Task. Check each line of the material below for "nesatisfacatoare", then copy the ones that contain it.

Working data.
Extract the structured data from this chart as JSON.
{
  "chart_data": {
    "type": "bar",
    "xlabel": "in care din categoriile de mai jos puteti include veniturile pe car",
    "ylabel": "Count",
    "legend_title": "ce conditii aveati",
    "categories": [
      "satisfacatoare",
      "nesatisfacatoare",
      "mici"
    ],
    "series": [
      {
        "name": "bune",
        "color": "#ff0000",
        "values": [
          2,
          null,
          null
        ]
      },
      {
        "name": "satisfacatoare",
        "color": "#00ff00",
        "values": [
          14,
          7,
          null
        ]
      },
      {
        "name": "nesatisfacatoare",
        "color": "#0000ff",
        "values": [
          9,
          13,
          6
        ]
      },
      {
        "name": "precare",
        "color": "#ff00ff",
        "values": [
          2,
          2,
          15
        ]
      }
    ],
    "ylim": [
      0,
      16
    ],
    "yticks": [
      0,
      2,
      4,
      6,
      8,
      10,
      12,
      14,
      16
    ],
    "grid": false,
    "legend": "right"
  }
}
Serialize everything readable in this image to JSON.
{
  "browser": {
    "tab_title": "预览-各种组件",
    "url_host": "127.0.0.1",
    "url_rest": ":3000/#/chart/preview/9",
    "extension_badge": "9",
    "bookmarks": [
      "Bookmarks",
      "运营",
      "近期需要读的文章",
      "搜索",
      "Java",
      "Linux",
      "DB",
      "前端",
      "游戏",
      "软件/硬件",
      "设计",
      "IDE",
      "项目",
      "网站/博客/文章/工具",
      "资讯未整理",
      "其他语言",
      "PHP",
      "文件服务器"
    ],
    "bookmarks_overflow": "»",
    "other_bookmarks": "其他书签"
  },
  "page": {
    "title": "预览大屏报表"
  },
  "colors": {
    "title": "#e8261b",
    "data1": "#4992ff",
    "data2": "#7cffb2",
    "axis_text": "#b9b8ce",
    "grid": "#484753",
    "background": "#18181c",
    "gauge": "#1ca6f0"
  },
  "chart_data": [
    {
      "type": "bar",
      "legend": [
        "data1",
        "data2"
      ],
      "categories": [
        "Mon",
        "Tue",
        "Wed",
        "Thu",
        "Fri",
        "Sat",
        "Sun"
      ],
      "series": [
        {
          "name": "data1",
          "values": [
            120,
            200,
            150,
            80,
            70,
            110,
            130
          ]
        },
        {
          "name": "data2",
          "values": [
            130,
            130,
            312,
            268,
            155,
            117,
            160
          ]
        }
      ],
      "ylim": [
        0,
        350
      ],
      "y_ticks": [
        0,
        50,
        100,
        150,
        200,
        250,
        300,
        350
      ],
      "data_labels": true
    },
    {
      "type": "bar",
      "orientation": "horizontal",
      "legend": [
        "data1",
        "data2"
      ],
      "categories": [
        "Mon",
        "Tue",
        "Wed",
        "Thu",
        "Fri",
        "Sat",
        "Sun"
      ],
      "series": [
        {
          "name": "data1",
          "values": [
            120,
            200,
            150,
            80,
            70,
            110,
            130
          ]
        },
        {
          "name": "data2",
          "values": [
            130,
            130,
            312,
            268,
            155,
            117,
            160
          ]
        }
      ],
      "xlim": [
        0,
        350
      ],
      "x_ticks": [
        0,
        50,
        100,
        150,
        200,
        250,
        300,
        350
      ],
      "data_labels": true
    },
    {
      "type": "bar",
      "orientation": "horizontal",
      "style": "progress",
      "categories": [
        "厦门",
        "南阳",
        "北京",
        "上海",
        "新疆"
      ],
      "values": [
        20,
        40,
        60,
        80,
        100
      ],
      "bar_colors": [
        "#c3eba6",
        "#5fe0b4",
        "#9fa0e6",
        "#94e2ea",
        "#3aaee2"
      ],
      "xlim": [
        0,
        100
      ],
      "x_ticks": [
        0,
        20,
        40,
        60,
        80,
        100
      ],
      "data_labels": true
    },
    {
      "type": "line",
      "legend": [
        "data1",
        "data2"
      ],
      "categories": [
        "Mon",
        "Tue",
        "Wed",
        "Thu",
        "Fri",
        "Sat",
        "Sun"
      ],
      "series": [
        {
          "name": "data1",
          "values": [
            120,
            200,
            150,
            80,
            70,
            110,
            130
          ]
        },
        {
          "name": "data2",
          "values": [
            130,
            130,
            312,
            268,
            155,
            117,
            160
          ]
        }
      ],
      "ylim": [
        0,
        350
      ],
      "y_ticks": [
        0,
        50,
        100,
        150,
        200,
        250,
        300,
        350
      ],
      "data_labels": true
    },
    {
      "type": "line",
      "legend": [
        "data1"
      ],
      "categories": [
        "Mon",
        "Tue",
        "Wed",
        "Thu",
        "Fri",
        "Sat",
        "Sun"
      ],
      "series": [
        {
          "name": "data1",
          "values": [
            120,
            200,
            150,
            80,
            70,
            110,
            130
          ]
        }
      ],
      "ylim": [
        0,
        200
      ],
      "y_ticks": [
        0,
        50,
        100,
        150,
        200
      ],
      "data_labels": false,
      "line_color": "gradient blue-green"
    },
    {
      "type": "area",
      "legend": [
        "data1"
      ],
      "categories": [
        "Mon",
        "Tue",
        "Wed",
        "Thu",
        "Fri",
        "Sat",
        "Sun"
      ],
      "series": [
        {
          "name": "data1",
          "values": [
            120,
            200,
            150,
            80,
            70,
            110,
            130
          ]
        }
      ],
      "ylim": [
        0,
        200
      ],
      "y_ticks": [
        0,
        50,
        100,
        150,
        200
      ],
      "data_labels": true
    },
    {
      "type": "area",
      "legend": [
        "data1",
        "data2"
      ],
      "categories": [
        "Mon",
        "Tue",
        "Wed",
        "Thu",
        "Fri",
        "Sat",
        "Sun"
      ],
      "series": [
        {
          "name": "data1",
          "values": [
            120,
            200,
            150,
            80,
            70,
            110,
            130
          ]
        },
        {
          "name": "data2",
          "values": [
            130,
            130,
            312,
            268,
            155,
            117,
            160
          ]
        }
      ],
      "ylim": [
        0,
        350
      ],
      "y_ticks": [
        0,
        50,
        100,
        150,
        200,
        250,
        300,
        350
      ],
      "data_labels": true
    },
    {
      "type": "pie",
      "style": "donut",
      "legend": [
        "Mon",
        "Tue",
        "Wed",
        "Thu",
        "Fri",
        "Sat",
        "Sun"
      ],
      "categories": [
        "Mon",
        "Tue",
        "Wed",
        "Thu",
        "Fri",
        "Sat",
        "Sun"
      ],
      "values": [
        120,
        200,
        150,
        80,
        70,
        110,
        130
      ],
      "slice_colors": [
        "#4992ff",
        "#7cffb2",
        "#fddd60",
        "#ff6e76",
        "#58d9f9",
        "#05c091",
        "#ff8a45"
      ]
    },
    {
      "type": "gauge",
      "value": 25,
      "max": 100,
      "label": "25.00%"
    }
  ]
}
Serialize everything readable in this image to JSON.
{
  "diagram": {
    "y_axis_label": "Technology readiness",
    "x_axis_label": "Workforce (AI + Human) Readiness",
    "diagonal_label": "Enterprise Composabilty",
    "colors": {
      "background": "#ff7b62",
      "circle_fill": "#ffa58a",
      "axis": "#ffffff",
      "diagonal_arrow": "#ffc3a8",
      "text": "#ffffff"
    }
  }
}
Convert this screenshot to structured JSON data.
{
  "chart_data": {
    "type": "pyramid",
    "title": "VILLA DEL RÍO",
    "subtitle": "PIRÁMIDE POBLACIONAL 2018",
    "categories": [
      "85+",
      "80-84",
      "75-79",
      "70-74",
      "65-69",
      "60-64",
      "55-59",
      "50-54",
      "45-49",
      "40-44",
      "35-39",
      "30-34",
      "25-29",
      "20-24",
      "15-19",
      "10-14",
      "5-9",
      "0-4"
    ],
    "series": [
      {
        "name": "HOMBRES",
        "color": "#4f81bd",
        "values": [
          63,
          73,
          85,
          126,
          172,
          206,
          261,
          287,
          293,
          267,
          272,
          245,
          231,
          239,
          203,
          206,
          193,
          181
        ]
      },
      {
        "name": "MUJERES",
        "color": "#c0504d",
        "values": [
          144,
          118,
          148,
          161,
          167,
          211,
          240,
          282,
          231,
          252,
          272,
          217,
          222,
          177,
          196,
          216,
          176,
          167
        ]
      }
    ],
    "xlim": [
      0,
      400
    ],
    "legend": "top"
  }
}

Exercise solution.
      "nesatisfacatoare",
        "name": "nesatisfacatoare",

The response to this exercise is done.